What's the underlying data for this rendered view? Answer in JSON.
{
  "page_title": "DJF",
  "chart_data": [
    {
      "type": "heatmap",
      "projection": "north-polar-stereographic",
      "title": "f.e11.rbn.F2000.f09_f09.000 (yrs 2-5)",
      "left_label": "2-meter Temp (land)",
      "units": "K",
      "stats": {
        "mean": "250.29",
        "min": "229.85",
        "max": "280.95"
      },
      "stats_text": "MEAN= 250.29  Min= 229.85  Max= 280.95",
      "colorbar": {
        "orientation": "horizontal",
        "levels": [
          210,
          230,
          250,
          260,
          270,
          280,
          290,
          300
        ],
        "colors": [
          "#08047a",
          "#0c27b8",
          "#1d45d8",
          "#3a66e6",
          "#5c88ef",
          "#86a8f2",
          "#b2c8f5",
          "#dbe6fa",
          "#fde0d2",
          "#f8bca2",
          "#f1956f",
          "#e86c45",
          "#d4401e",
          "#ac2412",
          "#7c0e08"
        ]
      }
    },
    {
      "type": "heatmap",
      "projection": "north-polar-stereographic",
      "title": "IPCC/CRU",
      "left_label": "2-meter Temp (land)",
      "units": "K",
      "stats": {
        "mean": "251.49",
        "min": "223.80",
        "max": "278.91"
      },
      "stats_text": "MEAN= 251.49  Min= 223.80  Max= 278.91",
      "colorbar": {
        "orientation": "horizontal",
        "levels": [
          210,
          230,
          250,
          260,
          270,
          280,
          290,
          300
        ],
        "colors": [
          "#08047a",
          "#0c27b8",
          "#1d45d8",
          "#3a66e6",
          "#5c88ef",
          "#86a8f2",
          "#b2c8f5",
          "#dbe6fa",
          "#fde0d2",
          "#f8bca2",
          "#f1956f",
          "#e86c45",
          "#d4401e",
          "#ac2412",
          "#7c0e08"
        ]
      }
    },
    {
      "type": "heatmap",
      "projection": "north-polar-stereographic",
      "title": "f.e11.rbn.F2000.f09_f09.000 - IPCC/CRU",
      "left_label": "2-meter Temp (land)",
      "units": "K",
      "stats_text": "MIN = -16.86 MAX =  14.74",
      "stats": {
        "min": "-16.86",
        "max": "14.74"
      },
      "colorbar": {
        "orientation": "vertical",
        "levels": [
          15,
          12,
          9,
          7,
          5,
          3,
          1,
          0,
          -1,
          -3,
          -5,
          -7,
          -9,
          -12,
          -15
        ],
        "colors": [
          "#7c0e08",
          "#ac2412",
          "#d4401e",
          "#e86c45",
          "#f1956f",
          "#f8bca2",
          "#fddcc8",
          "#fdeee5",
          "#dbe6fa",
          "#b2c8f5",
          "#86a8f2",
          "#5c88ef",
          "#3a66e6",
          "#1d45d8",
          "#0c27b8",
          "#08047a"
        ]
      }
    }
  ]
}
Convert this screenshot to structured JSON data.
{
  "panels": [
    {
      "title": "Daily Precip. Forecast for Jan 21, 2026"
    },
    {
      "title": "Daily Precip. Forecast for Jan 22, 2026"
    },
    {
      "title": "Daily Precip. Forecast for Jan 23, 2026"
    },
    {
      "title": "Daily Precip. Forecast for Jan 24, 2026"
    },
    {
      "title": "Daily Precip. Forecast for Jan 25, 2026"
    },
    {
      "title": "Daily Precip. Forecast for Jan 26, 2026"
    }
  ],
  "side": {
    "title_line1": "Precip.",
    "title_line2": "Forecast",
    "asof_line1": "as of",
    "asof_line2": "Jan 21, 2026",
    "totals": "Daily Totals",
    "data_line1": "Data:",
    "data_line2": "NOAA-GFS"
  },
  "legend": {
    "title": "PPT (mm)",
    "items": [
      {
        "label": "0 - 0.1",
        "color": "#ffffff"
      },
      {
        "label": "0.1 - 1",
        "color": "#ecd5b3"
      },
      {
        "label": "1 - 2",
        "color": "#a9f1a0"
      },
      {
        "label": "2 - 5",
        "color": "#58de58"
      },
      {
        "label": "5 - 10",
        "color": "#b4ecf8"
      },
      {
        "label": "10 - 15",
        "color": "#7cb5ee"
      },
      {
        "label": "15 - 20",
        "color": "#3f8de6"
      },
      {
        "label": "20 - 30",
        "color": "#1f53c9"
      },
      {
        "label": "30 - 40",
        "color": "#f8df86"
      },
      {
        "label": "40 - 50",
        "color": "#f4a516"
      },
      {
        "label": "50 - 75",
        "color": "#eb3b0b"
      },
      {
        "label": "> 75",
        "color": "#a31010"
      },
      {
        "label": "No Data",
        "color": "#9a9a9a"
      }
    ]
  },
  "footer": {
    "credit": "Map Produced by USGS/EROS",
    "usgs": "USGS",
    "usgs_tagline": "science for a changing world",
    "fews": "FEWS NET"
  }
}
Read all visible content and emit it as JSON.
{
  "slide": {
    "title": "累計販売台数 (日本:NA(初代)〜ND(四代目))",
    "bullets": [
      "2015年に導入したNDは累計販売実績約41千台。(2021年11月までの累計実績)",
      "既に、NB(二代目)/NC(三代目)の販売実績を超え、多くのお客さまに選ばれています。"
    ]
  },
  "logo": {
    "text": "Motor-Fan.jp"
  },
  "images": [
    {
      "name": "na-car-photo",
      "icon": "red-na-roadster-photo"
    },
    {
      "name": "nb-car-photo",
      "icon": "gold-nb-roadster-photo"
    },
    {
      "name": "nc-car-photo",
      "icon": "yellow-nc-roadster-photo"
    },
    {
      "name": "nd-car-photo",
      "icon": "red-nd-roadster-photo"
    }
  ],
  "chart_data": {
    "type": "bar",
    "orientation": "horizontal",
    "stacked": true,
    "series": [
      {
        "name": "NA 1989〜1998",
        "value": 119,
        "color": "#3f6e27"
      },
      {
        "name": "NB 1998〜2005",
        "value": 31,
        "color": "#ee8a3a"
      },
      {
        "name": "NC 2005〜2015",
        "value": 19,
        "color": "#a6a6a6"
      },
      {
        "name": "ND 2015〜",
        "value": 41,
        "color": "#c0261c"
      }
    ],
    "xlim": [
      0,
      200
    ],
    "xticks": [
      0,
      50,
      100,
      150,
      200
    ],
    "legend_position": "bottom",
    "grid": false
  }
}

*REQUIRED WORK*
Tell how many lines in the material above include the word "Daily", giving the number only.

*COMPLETED TASK*
7